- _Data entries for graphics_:
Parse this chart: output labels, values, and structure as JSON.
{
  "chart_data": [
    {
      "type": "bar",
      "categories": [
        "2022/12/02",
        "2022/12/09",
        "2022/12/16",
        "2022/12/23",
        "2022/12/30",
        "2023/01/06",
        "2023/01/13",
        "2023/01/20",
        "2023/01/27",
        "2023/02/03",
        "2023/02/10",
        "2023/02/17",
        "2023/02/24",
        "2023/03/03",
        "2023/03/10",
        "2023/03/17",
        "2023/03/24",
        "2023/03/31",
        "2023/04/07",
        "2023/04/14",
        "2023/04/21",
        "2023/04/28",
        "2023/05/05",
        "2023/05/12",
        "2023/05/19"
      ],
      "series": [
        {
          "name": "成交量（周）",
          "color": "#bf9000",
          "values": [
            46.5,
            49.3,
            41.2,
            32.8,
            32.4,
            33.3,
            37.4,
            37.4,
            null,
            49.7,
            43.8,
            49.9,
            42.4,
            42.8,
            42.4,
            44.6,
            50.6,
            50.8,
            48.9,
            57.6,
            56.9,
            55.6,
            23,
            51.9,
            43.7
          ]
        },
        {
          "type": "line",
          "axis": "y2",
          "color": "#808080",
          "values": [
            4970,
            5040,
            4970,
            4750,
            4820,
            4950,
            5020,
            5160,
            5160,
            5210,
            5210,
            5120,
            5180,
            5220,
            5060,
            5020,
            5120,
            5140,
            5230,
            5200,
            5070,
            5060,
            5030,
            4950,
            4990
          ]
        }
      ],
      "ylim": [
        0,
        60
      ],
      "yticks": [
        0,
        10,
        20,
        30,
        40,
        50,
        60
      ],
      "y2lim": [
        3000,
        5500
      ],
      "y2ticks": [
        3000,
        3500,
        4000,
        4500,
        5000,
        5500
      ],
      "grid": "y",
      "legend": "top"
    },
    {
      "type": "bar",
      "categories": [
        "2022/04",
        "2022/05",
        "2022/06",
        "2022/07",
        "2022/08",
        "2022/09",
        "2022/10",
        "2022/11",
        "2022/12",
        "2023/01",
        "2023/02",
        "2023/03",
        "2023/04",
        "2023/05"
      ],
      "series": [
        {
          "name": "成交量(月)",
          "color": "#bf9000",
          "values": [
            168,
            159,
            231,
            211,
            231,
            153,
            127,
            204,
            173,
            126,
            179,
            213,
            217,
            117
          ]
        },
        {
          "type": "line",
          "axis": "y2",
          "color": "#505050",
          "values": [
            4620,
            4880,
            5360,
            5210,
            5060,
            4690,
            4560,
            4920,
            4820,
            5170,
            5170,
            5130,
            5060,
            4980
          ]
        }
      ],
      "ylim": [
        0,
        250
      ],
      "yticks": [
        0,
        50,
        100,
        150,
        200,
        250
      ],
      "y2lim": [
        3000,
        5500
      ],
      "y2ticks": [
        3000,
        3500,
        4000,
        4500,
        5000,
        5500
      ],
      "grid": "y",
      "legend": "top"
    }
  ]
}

- _Aim_:
Output each record exactly, leaving nothing out.

- _Exercise output_:
Parse this chart: output labels, values, and structure as JSON.
{
  "chart_data": [
    {
      "type": "bar",
      "categories": [
        "2022/12/02",
        "2022/12/09",
        "2022/12/16",
        "2022/12/23",
        "2022/12/30",
        "2023/01/06",
        "2023/01/13",
        "2023/01/20",
        "2023/01/27",
        "2023/02/03",
        "2023/02/10",
        "2023/02/17",
        "2023/02/24",
        "2023/03/03",
        "2023/03/10",
        "2023/03/17",
        "2023/03/24",
        "2023/03/31",
        "2023/04/07",
        "2023/04/14",
        "2023/04/21",
        "2023/04/28",
        "2023/05/05",
        "2023/05/12",
        "2023/05/19"
      ],
      "series": [
        {
          "name": "成交量（周）",
          "color": "#bf9000",
          "values": [
            46.5,
            49.3,
            41.2,
            32.8,
            32.4,
            33.3,
            37.4,
            37.4,
            null,
            49.7,
            43.8,
            49.9,
            42.4,
            42.8,
            42.4,
            44.6,
            50.6,
            50.8,
            48.9,
            57.6,
            56.9,
            55.6,
            23,
            51.9,
            43.7
          ]
        },
        {
          "type": "line",
          "axis": "y2",
          "color": "#808080",
          "values": [
            4970,
            5040,
            4970,
            4750,
            4820,
            4950,
            5020,
            5160,
            5160,
            5210,
            5210,
            5120,
            5180,
            5220,
            5060,
            5020,
            5120,
            5140,
            5230,
            5200,
            5070,
            5060,
            5030,
            4950,
            4990
          ]
        }
      ],
      "ylim": [
        0,
        60
      ],
      "yticks": [
        0,
        10,
        20,
        30,
        40,
        50,
        60
      ],
      "y2lim": [
        3000,
        5500
      ],
      "y2ticks": [
        3000,
        3500,
        4000,
        4500,
        5000,
        5500
      ],
      "grid": "y",
      "legend": "top"
    },
    {
      "type": "bar",
      "categories": [
        "2022/04",
        "2022/05",
        "2022/06",
        "2022/07",
        "2022/08",
        "2022/09",
        "2022/10",
        "2022/11",
        "2022/12",
        "2023/01",
        "2023/02",
        "2023/03",
        "2023/04",
        "2023/05"
      ],
      "series": [
        {
          "name": "成交量(月)",
          "color": "#bf9000",
          "values": [
            168,
            159,
            231,
            211,
            231,
            153,
            127,
            204,
            173,
            126,
            179,
            213,
            217,
            117
          ]
        },
        {
          "type": "line",
          "axis": "y2",
          "color": "#505050",
          "values": [
            4620,
            4880,
            5360,
            5210,
            5060,
            4690,
            4560,
            4920,
            4820,
            5170,
            5170,
            5130,
            5060,
            4980
          ]
        }
      ],
      "ylim": [
        0,
        250
      ],
      "yticks": [
        0,
        50,
        100,
        150,
        200,
        250
      ],
      "y2lim": [
        3000,
        5500
      ],
      "y2ticks": [
        3000,
        3500,
        4000,
        4500,
        5000,
        5500
      ],
      "grid": "y",
      "legend": "top"
    }
  ]
}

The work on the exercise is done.